▶ _Raw records_
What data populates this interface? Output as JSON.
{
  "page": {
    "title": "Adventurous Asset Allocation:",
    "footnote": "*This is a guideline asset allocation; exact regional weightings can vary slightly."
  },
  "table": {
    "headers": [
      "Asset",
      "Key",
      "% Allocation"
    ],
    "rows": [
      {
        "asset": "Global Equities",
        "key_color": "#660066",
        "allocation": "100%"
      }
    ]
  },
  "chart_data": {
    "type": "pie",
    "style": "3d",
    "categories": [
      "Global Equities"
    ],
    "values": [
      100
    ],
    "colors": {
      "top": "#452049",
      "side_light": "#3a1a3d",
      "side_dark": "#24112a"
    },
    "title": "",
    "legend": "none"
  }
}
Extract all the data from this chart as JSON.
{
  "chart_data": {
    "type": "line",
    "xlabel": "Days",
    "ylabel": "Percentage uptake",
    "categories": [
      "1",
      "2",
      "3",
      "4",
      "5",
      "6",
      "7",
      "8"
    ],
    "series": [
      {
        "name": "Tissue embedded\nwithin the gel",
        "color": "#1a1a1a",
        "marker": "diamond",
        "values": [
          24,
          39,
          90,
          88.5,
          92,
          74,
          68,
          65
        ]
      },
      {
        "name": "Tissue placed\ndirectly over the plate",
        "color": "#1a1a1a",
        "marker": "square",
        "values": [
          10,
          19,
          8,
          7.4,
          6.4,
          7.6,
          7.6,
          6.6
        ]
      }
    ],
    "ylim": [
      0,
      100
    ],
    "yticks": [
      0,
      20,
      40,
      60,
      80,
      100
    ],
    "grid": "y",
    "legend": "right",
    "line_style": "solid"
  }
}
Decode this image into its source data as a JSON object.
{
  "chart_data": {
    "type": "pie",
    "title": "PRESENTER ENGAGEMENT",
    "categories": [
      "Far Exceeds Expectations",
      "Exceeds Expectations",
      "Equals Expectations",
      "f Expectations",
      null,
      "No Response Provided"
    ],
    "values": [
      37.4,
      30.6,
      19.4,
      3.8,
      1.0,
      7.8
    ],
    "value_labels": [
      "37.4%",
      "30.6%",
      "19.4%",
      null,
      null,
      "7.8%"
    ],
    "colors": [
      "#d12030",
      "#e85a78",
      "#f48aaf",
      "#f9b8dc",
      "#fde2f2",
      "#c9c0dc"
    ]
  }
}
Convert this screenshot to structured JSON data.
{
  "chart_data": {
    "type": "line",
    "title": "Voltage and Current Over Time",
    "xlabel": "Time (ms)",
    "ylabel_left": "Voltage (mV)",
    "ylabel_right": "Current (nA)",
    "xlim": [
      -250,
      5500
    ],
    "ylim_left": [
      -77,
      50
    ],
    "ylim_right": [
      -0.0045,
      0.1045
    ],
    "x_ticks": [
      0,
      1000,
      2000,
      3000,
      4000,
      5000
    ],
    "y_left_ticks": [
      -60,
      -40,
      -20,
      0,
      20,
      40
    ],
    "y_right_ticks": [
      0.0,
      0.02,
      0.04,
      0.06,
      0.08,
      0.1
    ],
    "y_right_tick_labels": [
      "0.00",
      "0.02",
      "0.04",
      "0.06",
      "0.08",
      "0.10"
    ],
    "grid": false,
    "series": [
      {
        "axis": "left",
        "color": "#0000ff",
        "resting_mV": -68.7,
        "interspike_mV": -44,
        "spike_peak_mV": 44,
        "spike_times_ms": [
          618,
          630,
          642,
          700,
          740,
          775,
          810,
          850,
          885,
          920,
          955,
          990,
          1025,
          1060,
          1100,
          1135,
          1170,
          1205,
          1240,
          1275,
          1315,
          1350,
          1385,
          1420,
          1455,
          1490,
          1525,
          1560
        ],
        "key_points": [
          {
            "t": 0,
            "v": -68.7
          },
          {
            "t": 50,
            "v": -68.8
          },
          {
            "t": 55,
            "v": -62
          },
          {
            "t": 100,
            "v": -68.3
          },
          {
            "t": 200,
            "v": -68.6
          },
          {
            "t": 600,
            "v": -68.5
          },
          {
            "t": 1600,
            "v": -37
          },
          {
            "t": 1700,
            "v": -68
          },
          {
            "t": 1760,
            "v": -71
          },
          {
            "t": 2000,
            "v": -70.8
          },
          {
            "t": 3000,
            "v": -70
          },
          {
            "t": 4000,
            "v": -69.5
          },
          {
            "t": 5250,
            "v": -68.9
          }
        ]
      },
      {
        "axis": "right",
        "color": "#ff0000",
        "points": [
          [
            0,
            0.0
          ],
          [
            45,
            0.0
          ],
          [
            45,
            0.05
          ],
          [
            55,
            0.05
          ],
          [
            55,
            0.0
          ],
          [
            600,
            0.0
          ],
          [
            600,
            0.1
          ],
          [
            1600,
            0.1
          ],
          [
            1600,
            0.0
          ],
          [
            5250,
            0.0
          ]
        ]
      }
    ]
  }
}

▶ _Task details_
Repeat every line of the data, exactly and in full.

▶ _Expected answer_
What data populates this interface? Output as JSON.
{
  "page": {
    "title": "Adventurous Asset Allocation:",
    "footnote": "*This is a guideline asset allocation; exact regional weightings can vary slightly."
  },
  "table": {
    "headers": [
      "Asset",
      "Key",
      "% Allocation"
    ],
    "rows": [
      {
        "asset": "Global Equities",
        "key_color": "#660066",
        "allocation": "100%"
      }
    ]
  },
  "chart_data": {
    "type": "pie",
    "style": "3d",
    "categories": [
      "Global Equities"
    ],
    "values": [
      100
    ],
    "colors": {
      "top": "#452049",
      "side_light": "#3a1a3d",
      "side_dark": "#24112a"
    },
    "title": "",
    "legend": "none"
  }
}
Extract all the data from this chart as JSON.
{
  "chart_data": {
    "type": "line",
    "xlabel": "Days",
    "ylabel": "Percentage uptake",
    "categories": [
      "1",
      "2",
      "3",
      "4",
      "5",
      "6",
      "7",
      "8"
    ],
    "series": [
      {
        "name": "Tissue embedded\nwithin the gel",
        "color": "#1a1a1a",
        "marker": "diamond",
        "values": [
          24,
          39,
          90,
          88.5,
          92,
          74,
          68,
          65
        ]
      },
      {
        "name": "Tissue placed\ndirectly over the plate",
        "color": "#1a1a1a",
        "marker": "square",
        "values": [
          10,
          19,
          8,
          7.4,
          6.4,
          7.6,
          7.6,
          6.6
        ]
      }
    ],
    "ylim": [
      0,
      100
    ],
    "yticks": [
      0,
      20,
      40,
      60,
      80,
      100
    ],
    "grid": "y",
    "legend": "right",
    "line_style": "solid"
  }
}
Decode this image into its source data as a JSON object.
{
  "chart_data": {
    "type": "pie",
    "title": "PRESENTER ENGAGEMENT",
    "categories": [
      "Far Exceeds Expectations",
      "Exceeds Expectations",
      "Equals Expectations",
      "f Expectations",
      null,
      "No Response Provided"
    ],
    "values": [
      37.4,
      30.6,
      19.4,
      3.8,
      1.0,
      7.8
    ],
    "value_labels": [
      "37.4%",
      "30.6%",
      "19.4%",
      null,
      null,
      "7.8%"
    ],
    "colors": [
      "#d12030",
      "#e85a78",
      "#f48aaf",
      "#f9b8dc",
      "#fde2f2",
      "#c9c0dc"
    ]
  }
}
Convert this screenshot to structured JSON data.
{
  "chart_data": {
    "type": "line",
    "title": "Voltage and Current Over Time",
    "xlabel": "Time (ms)",
    "ylabel_left": "Voltage (mV)",
    "ylabel_right": "Current (nA)",
    "xlim": [
      -250,
      5500
    ],
    "ylim_left": [
      -77,
      50
    ],
    "ylim_right": [
      -0.0045,
      0.1045
    ],
    "x_ticks": [
      0,
      1000,
      2000,
      3000,
      4000,
      5000
    ],
    "y_left_ticks": [
      -60,
      -40,
      -20,
      0,
      20,
      40
    ],
    "y_right_ticks": [
      0.0,
      0.02,
      0.04,
      0.06,
      0.08,
      0.1
    ],
    "y_right_tick_labels": [
      "0.00",
      "0.02",
      "0.04",
      "0.06",
      "0.08",
      "0.10"
    ],
    "grid": false,
    "series": [
      {
        "axis": "left",
        "color": "#0000ff",
        "resting_mV": -68.7,
        "interspike_mV": -44,
        "spike_peak_mV": 44,
        "spike_times_ms": [
          618,
          630,
          642,
          700,
          740,
          775,
          810,
          850,
          885,
          920,
          955,
          990,
          1025,
          1060,
          1100,
          1135,
          1170,
          1205,
          1240,
          1275,
          1315,
          1350,
          1385,
          1420,
          1455,
          1490,
          1525,
          1560
        ],
        "key_points": [
          {
            "t": 0,
            "v": -68.7
          },
          {
            "t": 50,
            "v": -68.8
          },
          {
            "t": 55,
            "v": -62
          },
          {
            "t": 100,
            "v": -68.3
          },
          {
            "t": 200,
            "v": -68.6
          },
          {
            "t": 600,
            "v": -68.5
          },
          {
            "t": 1600,
            "v": -37
          },
          {
            "t": 1700,
            "v": -68
          },
          {
            "t": 1760,
            "v": -71
          },
          {
            "t": 2000,
            "v": -70.8
          },
          {
            "t": 3000,
            "v": -70
          },
          {
            "t": 4000,
            "v": -69.5
          },
          {
            "t": 5250,
            "v": -68.9
          }
        ]
      },
      {
        "axis": "right",
        "color": "#ff0000",
        "points": [
          [
            0,
            0.0
          ],
          [
            45,
            0.0
          ],
          [
            45,
            0.05
          ],
          [
            55,
            0.05
          ],
          [
            55,
            0.0
          ],
          [
            600,
            0.0
          ],
          [
            600,
            0.1
          ],
          [
            1600,
            0.1
          ],
          [
            1600,
            0.0
          ],
          [
            5250,
            0.0
          ]
        ]
      }
    ]
  }
}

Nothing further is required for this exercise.